_Set problem_:
Copy out all of the material, matching it word for word.

━━━━━ Data supplied

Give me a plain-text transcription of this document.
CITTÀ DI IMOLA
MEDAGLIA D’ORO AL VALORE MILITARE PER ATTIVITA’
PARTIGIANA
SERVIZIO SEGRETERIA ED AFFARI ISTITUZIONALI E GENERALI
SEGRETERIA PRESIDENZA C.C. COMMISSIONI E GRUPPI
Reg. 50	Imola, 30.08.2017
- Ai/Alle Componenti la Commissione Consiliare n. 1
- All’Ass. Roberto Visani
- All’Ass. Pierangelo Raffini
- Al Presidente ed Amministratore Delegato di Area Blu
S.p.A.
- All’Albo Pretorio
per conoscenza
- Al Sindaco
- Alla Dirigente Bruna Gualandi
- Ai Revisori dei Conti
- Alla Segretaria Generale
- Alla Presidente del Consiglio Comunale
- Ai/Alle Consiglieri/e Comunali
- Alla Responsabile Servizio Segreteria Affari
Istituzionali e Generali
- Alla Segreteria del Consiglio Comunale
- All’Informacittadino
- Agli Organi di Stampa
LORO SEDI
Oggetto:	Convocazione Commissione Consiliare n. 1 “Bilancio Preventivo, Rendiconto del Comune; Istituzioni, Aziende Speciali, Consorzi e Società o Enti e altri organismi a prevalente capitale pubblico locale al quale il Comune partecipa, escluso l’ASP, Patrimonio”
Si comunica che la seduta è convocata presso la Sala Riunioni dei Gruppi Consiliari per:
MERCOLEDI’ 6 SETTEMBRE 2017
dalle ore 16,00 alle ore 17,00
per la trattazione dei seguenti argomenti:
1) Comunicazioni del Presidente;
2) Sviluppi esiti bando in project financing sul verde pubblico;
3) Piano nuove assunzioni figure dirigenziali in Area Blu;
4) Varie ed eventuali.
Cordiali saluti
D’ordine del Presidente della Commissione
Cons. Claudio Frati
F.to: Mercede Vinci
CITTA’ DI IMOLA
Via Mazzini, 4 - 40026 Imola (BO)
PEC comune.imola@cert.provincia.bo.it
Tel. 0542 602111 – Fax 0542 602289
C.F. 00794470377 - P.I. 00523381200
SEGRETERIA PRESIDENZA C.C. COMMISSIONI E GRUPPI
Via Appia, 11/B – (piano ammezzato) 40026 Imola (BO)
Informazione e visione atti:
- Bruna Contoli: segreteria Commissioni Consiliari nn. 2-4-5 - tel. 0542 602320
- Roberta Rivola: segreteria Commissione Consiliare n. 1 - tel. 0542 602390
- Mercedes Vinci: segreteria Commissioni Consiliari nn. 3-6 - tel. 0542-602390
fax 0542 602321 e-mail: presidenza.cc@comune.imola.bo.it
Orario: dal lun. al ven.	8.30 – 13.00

━━━━━━━━━━

_Task output_:
Give me a plain-text transcription of this document.
CITTÀ DI IMOLA
MEDAGLIA D’ORO AL VALORE MILITARE PER ATTIVITA’
PARTIGIANA
SERVIZIO SEGRETERIA ED AFFARI ISTITUZIONALI E GENERALI
SEGRETERIA PRESIDENZA C.C. COMMISSIONI E GRUPPI
Reg. 50	Imola, 30.08.2017
- Ai/Alle Componenti la Commissione Consiliare n. 1
- All’Ass. Roberto Visani
- All’Ass. Pierangelo Raffini
- Al Presidente ed Amministratore Delegato di Area Blu
S.p.A.
- All’Albo Pretorio
per conoscenza
- Al Sindaco
- Alla Dirigente Bruna Gualandi
- Ai Revisori dei Conti
- Alla Segretaria Generale
- Alla Presidente del Consiglio Comunale
- Ai/Alle Consiglieri/e Comunali
- Alla Responsabile Servizio Segreteria Affari
Istituzionali e Generali
- Alla Segreteria del Consiglio Comunale
- All’Informacittadino
- Agli Organi di Stampa
LORO SEDI
Oggetto:	Convocazione Commissione Consiliare n. 1 “Bilancio Preventivo, Rendiconto del Comune; Istituzioni, Aziende Speciali, Consorzi e Società o Enti e altri organismi a prevalente capitale pubblico locale al quale il Comune partecipa, escluso l’ASP, Patrimonio”
Si comunica che la seduta è convocata presso la Sala Riunioni dei Gruppi Consiliari per:
MERCOLEDI’ 6 SETTEMBRE 2017
dalle ore 16,00 alle ore 17,00
per la trattazione dei seguenti argomenti:
1) Comunicazioni del Presidente;
2) Sviluppi esiti bando in project financing sul verde pubblico;
3) Piano nuove assunzioni figure dirigenziali in Area Blu;
4) Varie ed eventuali.
Cordiali saluti
D’ordine del Presidente della Commissione
Cons. Claudio Frati
F.to: Mercede Vinci
CITTA’ DI IMOLA
Via Mazzini, 4 - 40026 Imola (BO)
PEC comune.imola@cert.provincia.bo.it
Tel. 0542 602111 – Fax 0542 602289
C.F. 00794470377 - P.I. 00523381200
SEGRETERIA PRESIDENZA C.C. COMMISSIONI E GRUPPI
Via Appia, 11/B – (piano ammezzato) 40026 Imola (BO)
Informazione e visione atti:
- Bruna Contoli: segreteria Commissioni Consiliari nn. 2-4-5 - tel. 0542 602320
- Roberta Rivola: segreteria Commissione Consiliare n. 1 - tel. 0542 602390
- Mercedes Vinci: segreteria Commissioni Consiliari nn. 3-6 - tel. 0542-602390
fax 0542 602321 e-mail: presidenza.cc@comune.imola.bo.it
Orario: dal lun. al ven.	8.30 – 13.00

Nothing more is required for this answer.